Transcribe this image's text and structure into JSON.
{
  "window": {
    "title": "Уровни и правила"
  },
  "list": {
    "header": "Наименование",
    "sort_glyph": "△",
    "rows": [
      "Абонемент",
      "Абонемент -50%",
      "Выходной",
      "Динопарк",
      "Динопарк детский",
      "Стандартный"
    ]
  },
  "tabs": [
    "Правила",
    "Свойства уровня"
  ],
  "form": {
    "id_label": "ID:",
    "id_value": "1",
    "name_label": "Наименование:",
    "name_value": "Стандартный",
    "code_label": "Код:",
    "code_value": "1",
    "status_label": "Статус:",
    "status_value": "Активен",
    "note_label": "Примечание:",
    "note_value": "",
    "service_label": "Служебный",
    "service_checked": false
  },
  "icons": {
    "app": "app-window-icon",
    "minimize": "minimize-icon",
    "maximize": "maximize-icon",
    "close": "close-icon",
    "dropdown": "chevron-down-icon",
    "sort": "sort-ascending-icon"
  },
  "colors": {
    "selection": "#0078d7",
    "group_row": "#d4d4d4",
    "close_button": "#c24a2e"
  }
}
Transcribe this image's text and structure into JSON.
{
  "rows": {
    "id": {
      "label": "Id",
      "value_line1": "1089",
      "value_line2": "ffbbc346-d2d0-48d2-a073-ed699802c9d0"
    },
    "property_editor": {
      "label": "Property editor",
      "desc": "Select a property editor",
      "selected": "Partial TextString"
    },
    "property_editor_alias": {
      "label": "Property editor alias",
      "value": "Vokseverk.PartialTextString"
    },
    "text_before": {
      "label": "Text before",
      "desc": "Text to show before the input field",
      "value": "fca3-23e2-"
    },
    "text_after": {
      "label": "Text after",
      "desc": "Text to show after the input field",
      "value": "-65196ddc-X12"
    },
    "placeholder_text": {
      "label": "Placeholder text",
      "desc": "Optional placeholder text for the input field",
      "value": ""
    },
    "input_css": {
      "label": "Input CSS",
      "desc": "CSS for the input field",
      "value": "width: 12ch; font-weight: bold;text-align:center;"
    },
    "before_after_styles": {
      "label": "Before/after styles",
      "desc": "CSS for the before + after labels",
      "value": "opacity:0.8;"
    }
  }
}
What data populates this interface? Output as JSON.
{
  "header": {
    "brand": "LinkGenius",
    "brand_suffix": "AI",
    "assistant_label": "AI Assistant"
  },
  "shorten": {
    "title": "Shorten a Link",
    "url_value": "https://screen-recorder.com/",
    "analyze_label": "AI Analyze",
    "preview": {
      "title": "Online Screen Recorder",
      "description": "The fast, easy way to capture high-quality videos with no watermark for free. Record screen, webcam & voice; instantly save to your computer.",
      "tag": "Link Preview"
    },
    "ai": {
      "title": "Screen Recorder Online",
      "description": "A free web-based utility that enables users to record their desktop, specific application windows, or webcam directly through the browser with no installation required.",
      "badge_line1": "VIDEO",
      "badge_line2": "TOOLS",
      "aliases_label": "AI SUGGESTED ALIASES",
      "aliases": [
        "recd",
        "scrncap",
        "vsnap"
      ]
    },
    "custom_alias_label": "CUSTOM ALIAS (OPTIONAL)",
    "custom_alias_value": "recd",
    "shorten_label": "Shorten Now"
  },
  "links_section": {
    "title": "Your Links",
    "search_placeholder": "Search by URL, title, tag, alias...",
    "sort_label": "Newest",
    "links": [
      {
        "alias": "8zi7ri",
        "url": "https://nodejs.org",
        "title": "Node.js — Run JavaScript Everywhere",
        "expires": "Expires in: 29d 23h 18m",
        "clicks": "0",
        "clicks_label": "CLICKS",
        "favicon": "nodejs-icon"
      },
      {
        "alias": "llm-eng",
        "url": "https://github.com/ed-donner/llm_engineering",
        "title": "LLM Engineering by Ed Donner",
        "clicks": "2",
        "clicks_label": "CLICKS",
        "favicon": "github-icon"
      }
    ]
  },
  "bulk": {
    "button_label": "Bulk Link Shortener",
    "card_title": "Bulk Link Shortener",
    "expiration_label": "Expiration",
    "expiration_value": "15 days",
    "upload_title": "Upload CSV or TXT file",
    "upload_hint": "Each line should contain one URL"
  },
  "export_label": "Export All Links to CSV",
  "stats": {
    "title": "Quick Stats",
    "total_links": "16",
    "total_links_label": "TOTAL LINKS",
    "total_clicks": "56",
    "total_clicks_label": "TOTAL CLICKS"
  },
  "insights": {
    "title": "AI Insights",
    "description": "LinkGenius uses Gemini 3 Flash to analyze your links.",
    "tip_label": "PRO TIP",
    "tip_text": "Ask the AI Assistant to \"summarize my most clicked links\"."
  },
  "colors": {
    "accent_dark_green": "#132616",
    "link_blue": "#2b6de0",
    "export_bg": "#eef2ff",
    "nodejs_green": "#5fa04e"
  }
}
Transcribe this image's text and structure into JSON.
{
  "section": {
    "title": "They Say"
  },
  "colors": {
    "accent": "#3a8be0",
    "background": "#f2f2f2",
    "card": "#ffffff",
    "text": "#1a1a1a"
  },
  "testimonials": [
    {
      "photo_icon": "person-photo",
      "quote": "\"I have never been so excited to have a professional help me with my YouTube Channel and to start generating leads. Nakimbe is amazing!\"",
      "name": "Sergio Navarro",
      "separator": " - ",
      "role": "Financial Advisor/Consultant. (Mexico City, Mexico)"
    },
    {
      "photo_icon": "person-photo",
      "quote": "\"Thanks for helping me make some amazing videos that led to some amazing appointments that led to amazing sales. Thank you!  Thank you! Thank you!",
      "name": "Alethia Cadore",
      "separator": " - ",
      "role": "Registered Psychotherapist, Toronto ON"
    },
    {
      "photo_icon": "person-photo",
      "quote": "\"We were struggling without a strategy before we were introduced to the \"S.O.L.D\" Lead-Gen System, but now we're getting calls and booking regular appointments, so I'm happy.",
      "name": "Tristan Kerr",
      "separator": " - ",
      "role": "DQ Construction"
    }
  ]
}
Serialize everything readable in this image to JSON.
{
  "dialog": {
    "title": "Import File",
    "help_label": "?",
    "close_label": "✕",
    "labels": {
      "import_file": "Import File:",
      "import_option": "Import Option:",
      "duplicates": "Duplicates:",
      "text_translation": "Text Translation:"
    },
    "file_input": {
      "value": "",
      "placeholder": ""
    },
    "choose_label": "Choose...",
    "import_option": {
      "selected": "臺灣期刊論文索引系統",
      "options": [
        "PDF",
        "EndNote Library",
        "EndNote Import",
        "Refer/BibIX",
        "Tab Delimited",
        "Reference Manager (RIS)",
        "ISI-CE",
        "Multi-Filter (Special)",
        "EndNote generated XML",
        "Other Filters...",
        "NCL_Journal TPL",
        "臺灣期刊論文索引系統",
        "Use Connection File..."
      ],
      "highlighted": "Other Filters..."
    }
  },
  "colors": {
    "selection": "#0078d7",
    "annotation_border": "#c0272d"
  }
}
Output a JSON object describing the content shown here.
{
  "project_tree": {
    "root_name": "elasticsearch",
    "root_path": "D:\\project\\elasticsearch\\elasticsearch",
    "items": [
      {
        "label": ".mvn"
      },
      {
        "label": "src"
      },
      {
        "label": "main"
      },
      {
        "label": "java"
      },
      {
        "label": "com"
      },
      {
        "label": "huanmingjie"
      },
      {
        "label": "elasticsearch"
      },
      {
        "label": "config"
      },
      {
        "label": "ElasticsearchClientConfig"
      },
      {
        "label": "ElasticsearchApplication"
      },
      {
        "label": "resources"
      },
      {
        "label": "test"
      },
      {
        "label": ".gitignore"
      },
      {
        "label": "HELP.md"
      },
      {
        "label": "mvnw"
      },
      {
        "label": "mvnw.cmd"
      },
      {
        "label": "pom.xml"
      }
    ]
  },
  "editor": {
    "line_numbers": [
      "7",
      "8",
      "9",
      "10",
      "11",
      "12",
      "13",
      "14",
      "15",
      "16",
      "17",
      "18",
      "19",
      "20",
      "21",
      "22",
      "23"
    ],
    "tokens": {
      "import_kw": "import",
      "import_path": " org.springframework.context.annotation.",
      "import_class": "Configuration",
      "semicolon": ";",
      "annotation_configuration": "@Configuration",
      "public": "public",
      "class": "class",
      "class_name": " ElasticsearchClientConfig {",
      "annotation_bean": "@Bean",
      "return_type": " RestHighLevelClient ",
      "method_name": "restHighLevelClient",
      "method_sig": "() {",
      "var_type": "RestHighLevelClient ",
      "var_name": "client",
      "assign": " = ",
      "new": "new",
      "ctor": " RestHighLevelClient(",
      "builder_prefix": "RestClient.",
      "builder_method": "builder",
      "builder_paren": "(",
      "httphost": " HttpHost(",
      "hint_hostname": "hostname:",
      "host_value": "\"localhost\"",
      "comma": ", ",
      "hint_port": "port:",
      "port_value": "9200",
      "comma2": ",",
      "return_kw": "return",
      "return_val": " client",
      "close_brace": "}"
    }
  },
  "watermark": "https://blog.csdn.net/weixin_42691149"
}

● **Prompt**: Every line holding "ElasticsearchClientConfig" should be copied out.

● **Correct answer**:
        "label": "ElasticsearchClientConfig"
      "class_name": " ElasticsearchClientConfig {",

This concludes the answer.